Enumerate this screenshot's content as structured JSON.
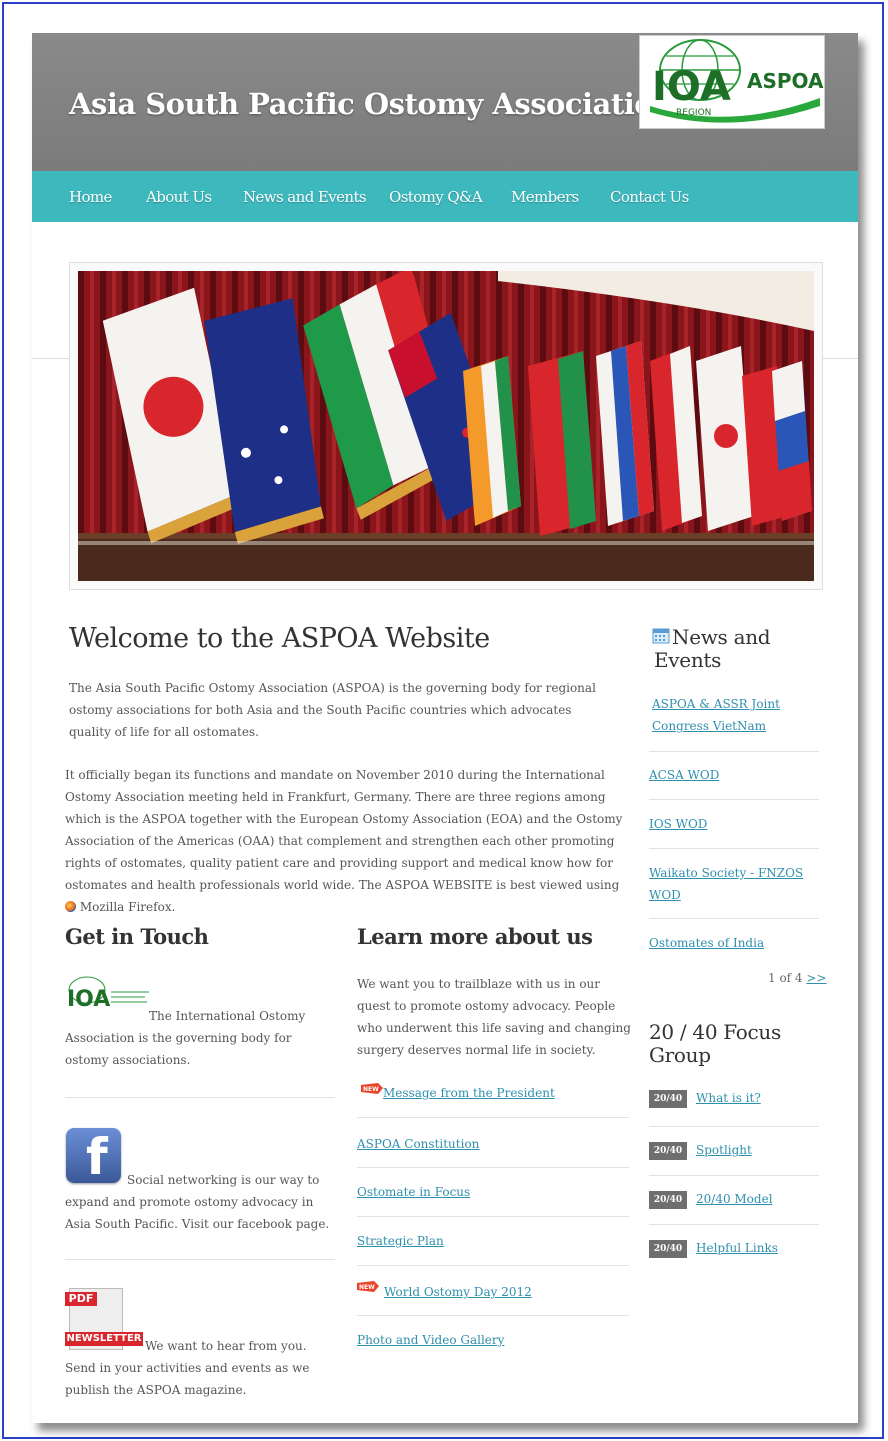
{
  "site": {
    "title": "Asia South Pacific Ostomy Association",
    "logo_text": "IOA",
    "logo_subtext": "ASPOA",
    "logo_region": "REGION"
  },
  "nav": {
    "items": [
      "Home",
      "About Us",
      "News and Events",
      "Ostomy Q&A",
      "Members",
      "Contact Us"
    ]
  },
  "welcome": {
    "title": "Welcome to the ASPOA Website",
    "para1": "The Asia South Pacific Ostomy Association (ASPOA) is the governing body for regional ostomy associations for both Asia and the South Pacific countries which advocates quality of life for all ostomates.",
    "para2_start": "It officially began its functions and mandate on November 2010 during the International Ostomy Association meeting held in Frankfurt, Germany. There are three regions among which is the ASPOA together with the European Ostomy Association (EOA) and the Ostomy Association of the Americas (OAA) that complement and strengthen each other promoting rights of ostomates, quality patient care and providing support and medical know how for ostomates and health professionals world wide. The ASPOA WEBSITE is best viewed using",
    "para2_end": "Mozilla Firefox."
  },
  "get_in_touch": {
    "title": "Get in Touch",
    "ioa_text": "The International Ostomy Association is the governing body for ostomy associations.",
    "ioa_logo_text": "IOA",
    "facebook_text": "Social networking is our way to expand and promote ostomy advocacy in Asia South Pacific. Visit our facebook page.",
    "newsletter_text": "We want to hear from you. Send in your activities and events as we publish the ASPOA magazine.",
    "pdf_label": "PDF",
    "newsletter_label": "NEWSLETTER"
  },
  "learn_more": {
    "title": "Learn more about us",
    "text": "We want you to trailblaze with us in our quest to promote ostomy advocacy. People who underwent this life saving and changing surgery deserves normal life in society.",
    "links": [
      "Message from the President",
      "ASPOA Constitution",
      "Ostomate in Focus",
      "Strategic Plan",
      "World Ostomy Day 2012",
      "Photo and Video Gallery"
    ],
    "new_label": "NEW"
  },
  "news": {
    "title": "News and Events",
    "items": [
      "ASPOA & ASSR Joint Congress VietNam",
      "ACSA WOD",
      "IOS WOD",
      "Waikato Society - FNZOS WOD",
      "Ostomates of India"
    ],
    "pager": "1 of 4",
    "pager_next": ">>"
  },
  "focus": {
    "title": "20 / 40 Focus Group",
    "badge": "20/40",
    "items": [
      "What is it?",
      "Spotlight",
      "20/40 Model",
      "Helpful Links"
    ]
  },
  "colors": {
    "nav": "#3db8bd",
    "header": "#7e7e7e",
    "link": "#2f8fae",
    "frame": "#2b3fc9"
  }
}
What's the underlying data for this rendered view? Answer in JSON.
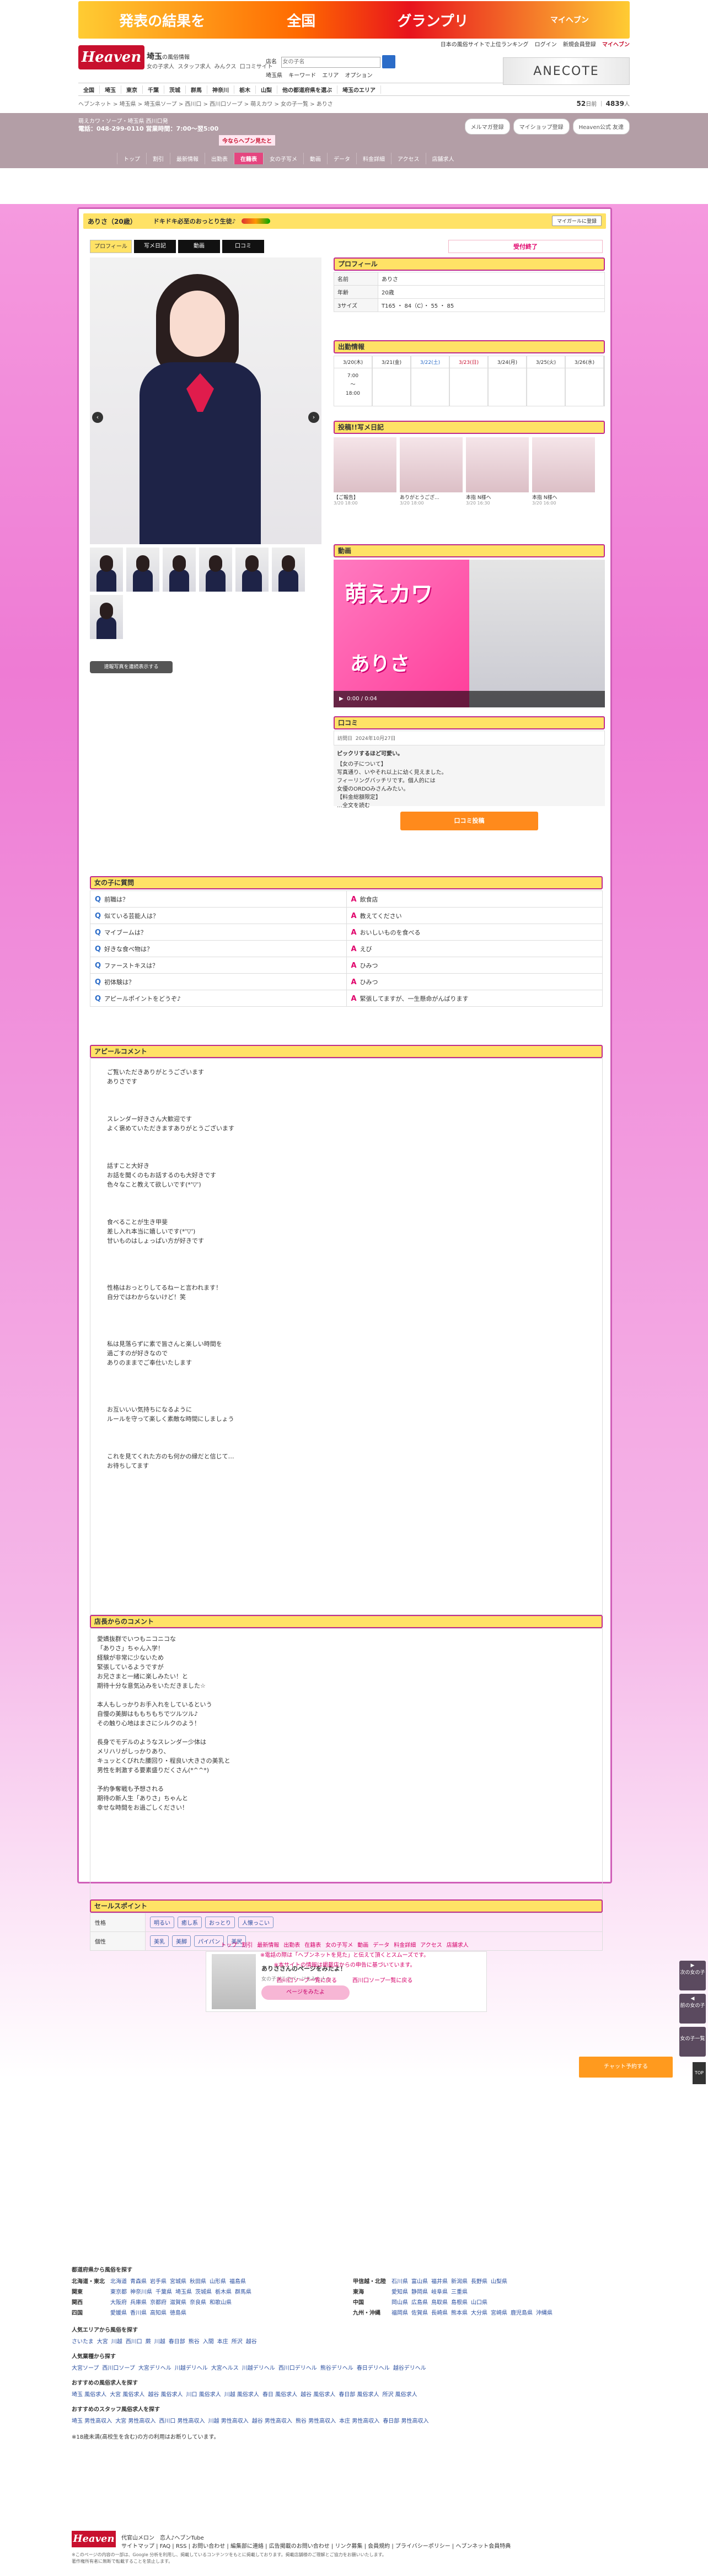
{
  "banner": {
    "left_text": "発表の結果を",
    "right_text": "グランプリ",
    "sub": "全国",
    "tag": "マイヘブン"
  },
  "header": {
    "logo": "Heaven",
    "region": "埼玉",
    "region_sub": "の風俗情報",
    "sub_links": [
      "女の子求人",
      "スタッフ求人",
      "みんクス",
      "口コミサイト"
    ],
    "top_right": [
      "日本の風俗サイトで上位ランキング",
      "ログイン",
      "新規会員登録"
    ],
    "myheaven": "マイヘブン",
    "search_label": "店名",
    "search_placeholder": "女の子名",
    "chips": [
      "埼玉県",
      "キーワード",
      "エリア",
      "オプション"
    ],
    "ad": "ANECOTE"
  },
  "nav": [
    "全国",
    "埼玉",
    "東京",
    "千葉",
    "茨城",
    "群馬",
    "神奈川",
    "栃木",
    "山梨",
    "他の都道府県を選ぶ",
    "埼玉のエリア"
  ],
  "breadcrumb": "ヘブンネット > 埼玉県 > 埼玉県ソープ > 西川口 > 西川口ソープ > 萌えカワ > 女の子一覧 > ありさ",
  "count": {
    "label1": "52",
    "unit1": "日前",
    "label2": "4839",
    "unit2": "人"
  },
  "shop": {
    "line1": "萌えカワ・ソープ・埼玉県 西川口発",
    "line2": "電話：048-299-0110 営業時間：7:00～翌5:00",
    "now": "今ならヘブン見たと",
    "buttons": [
      "メルマガ登録",
      "マイショップ登録",
      "Heaven公式 友達"
    ],
    "tabs": [
      "トップ",
      "割引",
      "最新情報",
      "出勤表",
      "在籍表",
      "女の子写メ",
      "動画",
      "データ",
      "料金詳細",
      "アクセス",
      "店舗求人"
    ],
    "active_tab": "在籍表",
    "new_badge": "NEW"
  },
  "girl": {
    "name": "ありさ（20歳）",
    "catch": "ドキドキ必至のおっとり生徒♪",
    "mypage_btn": "マイガールに登録",
    "tabs": [
      "プロフィール",
      "写メ日記",
      "動画",
      "口コミ"
    ],
    "status": "受付終了",
    "slideshow": "速報写真を連続表示する"
  },
  "profile": {
    "heading": "プロフィール",
    "rows": [
      {
        "k": "名前",
        "v": "ありさ"
      },
      {
        "k": "年齢",
        "v": "20歳"
      },
      {
        "k": "3サイズ",
        "v": "T165 ・ 84（C）・ 55 ・ 85"
      }
    ]
  },
  "schedule": {
    "heading": "出勤情報",
    "days": [
      "3/20(木)",
      "3/21(金)",
      "3/22(土)",
      "3/23(日)",
      "3/24(月)",
      "3/25(火)",
      "3/26(水)"
    ],
    "values": [
      "7:00\n～\n18:00",
      "",
      "",
      "",
      "",
      "",
      ""
    ]
  },
  "diary": {
    "heading": "投稿!!写メ日記",
    "items": [
      {
        "cap": "【ご報告】",
        "dt": "3/20 18:00"
      },
      {
        "cap": "ありがとうござ...",
        "dt": "3/20 18:00"
      },
      {
        "cap": "本指 N様へ",
        "dt": "3/20 16:30"
      },
      {
        "cap": "本指 N様へ",
        "dt": "3/20 16:00"
      }
    ]
  },
  "video": {
    "heading": "動画",
    "logo": "萌えカワ",
    "name": "ありさ",
    "time": "0:00 / 0:04"
  },
  "review": {
    "heading": "口コミ",
    "meta_label": "訪問日",
    "meta_date": "2024年10月27日",
    "title": "ピックリするほど可愛い。",
    "body": "【女の子について】\n写真通り、いやそれ以上に幼く見えました。\nフィーリングバッチリです。個人的には\n女優のORDOみさんみたい。\n【料金総額限定】\n…全文を読む",
    "post": "口コミ投稿"
  },
  "qa": {
    "heading": "女の子に質問",
    "rows": [
      {
        "q": "前職は？",
        "a": "飲食店"
      },
      {
        "q": "似ている芸能人は？",
        "a": "教えてください"
      },
      {
        "q": "マイブームは？",
        "a": "おいしいものを食べる"
      },
      {
        "q": "好きな食べ物は？",
        "a": "えび"
      },
      {
        "q": "ファーストキスは？",
        "a": "ひみつ"
      },
      {
        "q": "初体験は？",
        "a": "ひみつ"
      },
      {
        "q": "アピールポイントをどうぞ♪",
        "a": "緊張してますが、一生懸命がんばります"
      }
    ]
  },
  "appeal": {
    "heading": "アピールコメント",
    "text": "ご覧いただきありがとうございます\nありさです\n\n\n\nスレンダー好きさん大歓迎です\nよく褒めていただきますありがとうございます\n\n\n\n話すこと大好き\nお話を聞くのもお話するのも大好きです\n色々なこと教えて欲しいです(*'▽')\n\n\n\n食べることが生き甲斐\n差し入れ本当に嬉しいです(*'▽')\n甘いものはしょっぱい方が好きです\n\n\n\n\n性格はおっとりしてるねーと言われます！\n自分ではわからないけど！笑\n\n\n\n\n私は見落らずに素で皆さんと楽しい時間を\n過ごすのが好きなので\nありのままでご奉仕いたします\n\n\n\n\nお互いいい気持ちになるように\nルールを守って楽しく素敵な時間にしましょう\n\n\n\nこれを見てくれた方のも何かの縁だと信じて…\nお待ちしてます"
  },
  "shop_comment": {
    "heading": "店長からのコメント",
    "text": "愛嬌抜群でいつもニコニコな\n「ありさ」ちゃん入学！\n経験が非常に少ないため\n緊張しているようですが\nお兄さまと一緒に楽しみたい！と\n期待十分な意気込みをいただきました☆\n\n本人もしっかりお手入れをしているという\n自慢の美脚はももちもちでツルツル♪\nその触り心地はまさにシルクのよう！\n\n長身でモデルのようなスレンダー少体は\nメリハリがしっかりあり、\nキュッとくびれた腰回り・程良い大きさの美乳と\n男性を刺激する要素盛りだくさん(*^^*)\n\n予約争奪戦も予想される\n期待の新人生「ありさ」ちゃんと\n幸せな時間をお過ごしください！"
  },
  "sales": {
    "heading": "セールスポイント",
    "rows": [
      {
        "k": "性格",
        "tags": [
          "明るい",
          "癒し系",
          "おっとり",
          "人懐っこい"
        ]
      },
      {
        "k": "個性",
        "tags": [
          "美乳",
          "美脚",
          "パイパン",
          "美尻"
        ]
      }
    ]
  },
  "mypage": {
    "t1": "ありささんのページをみたよ！",
    "t2": "女の子がこのページをみた人へ",
    "btn": "ページをみたよ"
  },
  "bottom_tabs": [
    "トップ",
    "割引",
    "最新情報",
    "出勤表",
    "在籍表",
    "女の子写メ",
    "動画",
    "データ",
    "料金詳細",
    "アクセス",
    "店舗求人"
  ],
  "bottom_notes": [
    "※電話の際は「ヘブンネットを見た」と伝えて頂くとスムーズです。",
    "※本サイトの情報は掲載店からの申告に基づいています。"
  ],
  "bottom_links": [
    "西川口ソープ一覧に戻る",
    "西川口ソープ一覧に戻る"
  ],
  "side": {
    "next": "次の女の子",
    "prev": "前の女の子",
    "list": "女の子一覧",
    "top": "TOP"
  },
  "notify": "チャット予約する",
  "footer": {
    "h1": "都道府県から風俗を探す",
    "regions_left": [
      {
        "k": "北海道・東北",
        "v": [
          "北海道",
          "青森県",
          "岩手県",
          "宮城県",
          "秋田県",
          "山形県",
          "福島県"
        ]
      },
      {
        "k": "関東",
        "v": [
          "東京都",
          "神奈川県",
          "千葉県",
          "埼玉県",
          "茨城県",
          "栃木県",
          "群馬県"
        ]
      },
      {
        "k": "関西",
        "v": [
          "大阪府",
          "兵庫県",
          "京都府",
          "滋賀県",
          "奈良県",
          "和歌山県"
        ]
      },
      {
        "k": "四国",
        "v": [
          "愛媛県",
          "香川県",
          "高知県",
          "徳島県"
        ]
      }
    ],
    "regions_right": [
      {
        "k": "甲信越・北陸",
        "v": [
          "石川県",
          "富山県",
          "福井県",
          "新潟県",
          "長野県",
          "山梨県"
        ]
      },
      {
        "k": "東海",
        "v": [
          "愛知県",
          "静岡県",
          "岐阜県",
          "三重県"
        ]
      },
      {
        "k": "中国",
        "v": [
          "岡山県",
          "広島県",
          "鳥取県",
          "島根県",
          "山口県"
        ]
      },
      {
        "k": "九州・沖縄",
        "v": [
          "福岡県",
          "佐賀県",
          "長崎県",
          "熊本県",
          "大分県",
          "宮崎県",
          "鹿児島県",
          "沖縄県"
        ]
      }
    ],
    "h2": "人気エリアから風俗を探す",
    "area_line": [
      "さいたま",
      "大宮",
      "川越",
      "西川口",
      "蕨",
      "川越",
      "春日部",
      "熊谷",
      "入間",
      "本庄",
      "所沢",
      "越谷"
    ],
    "h3": "人気業種から探す",
    "gyo_line": [
      "大宮ソープ",
      "西川口ソープ",
      "大宮デリヘル",
      "川越デリヘル",
      "大宮ヘルス",
      "川越デリヘル",
      "西川口デリヘル",
      "熊谷デリヘル",
      "春日デリヘル",
      "越谷デリヘル"
    ],
    "h4": "おすすめの風俗求人を探す",
    "kyujin_line": [
      "埼玉 風俗求人",
      "大宮 風俗求人",
      "越谷 風俗求人",
      "川口 風俗求人",
      "川越 風俗求人",
      "春日 風俗求人",
      "越谷 風俗求人",
      "春日部 風俗求人",
      "所沢 風俗求人"
    ],
    "h5": "おすすめのスタッフ風俗求人を探す",
    "staff_line": [
      "埼玉 男性高収入",
      "大宮 男性高収入",
      "西川口 男性高収入",
      "川越 男性高収入",
      "越谷 男性高収入",
      "熊谷 男性高収入",
      "本庄 男性高収入",
      "春日部 男性高収入"
    ],
    "note": "※18歳未満(高校生を含む)の方の利用はお断りしています。",
    "links": [
      "代官山メロン",
      "恋人♪ヘブンTube",
      "サイトマップ",
      "FAQ",
      "RSS",
      "お問い合わせ",
      "編集部に連絡",
      "広告掲載のお問い合わせ",
      "リンク募集",
      "会員規約",
      "プライバシーポリシー",
      "ヘブンネット会員特典"
    ],
    "copyright": "※このページの内容の一部は、Google 分析を利用し、掲載しているコンテンツをもとに掲載しております。掲載店舗様のご理解とご協力をお願いいたします。\n著作権所有者に無断で転載することを禁止します。"
  }
}
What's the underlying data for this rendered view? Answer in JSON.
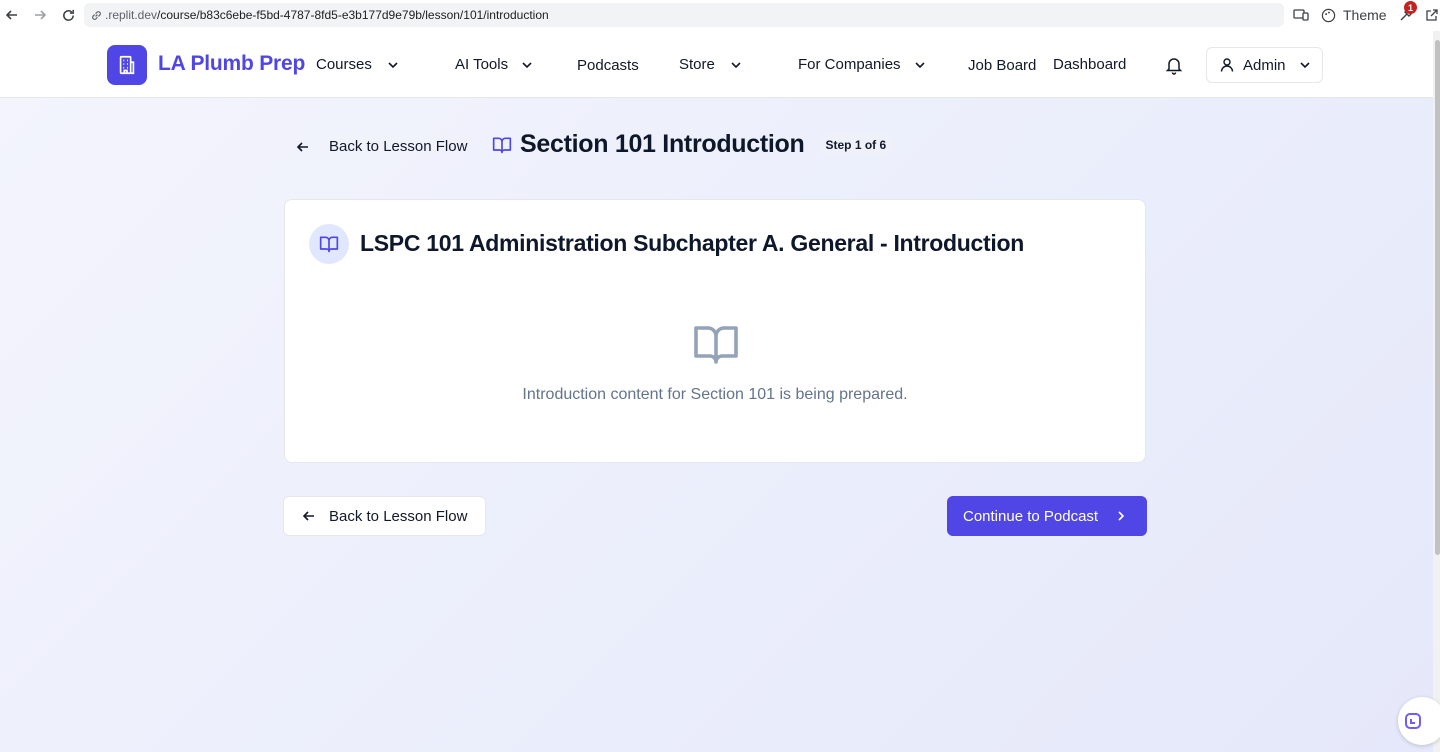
{
  "browser": {
    "url_host": ".replit.dev",
    "url_path": "/course/b83c6ebe-f5bd-4787-8fd5-e3b177d9e79b/lesson/101/introduction",
    "theme_label": "Theme",
    "extension_badge": "1"
  },
  "header": {
    "brand": "LA Plumb Prep",
    "nav": {
      "courses": "Courses",
      "ai_tools": "AI Tools",
      "podcasts": "Podcasts",
      "store": "Store",
      "for_companies": "For Companies",
      "job_board": "Job Board",
      "dashboard": "Dashboard"
    },
    "user_label": "Admin"
  },
  "page": {
    "back_top_label": "Back to Lesson Flow",
    "title": "Section 101 Introduction",
    "step_label": "Step 1 of 6"
  },
  "card": {
    "title": "LSPC 101 Administration Subchapter A. General - Introduction",
    "empty_message": "Introduction content for Section 101 is being prepared."
  },
  "footer_actions": {
    "back_label": "Back to Lesson Flow",
    "continue_label": "Continue to Podcast"
  },
  "colors": {
    "accent": "#4f46e5",
    "muted_text": "#64748b"
  }
}
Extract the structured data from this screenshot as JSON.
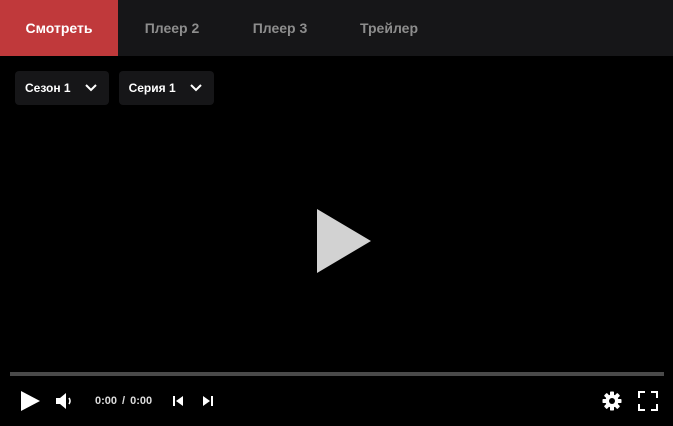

━━━━━━━━━━━━━━━━

What to produce:
Tally the lines containing "body". Provide the number without any other words.

Task output:
3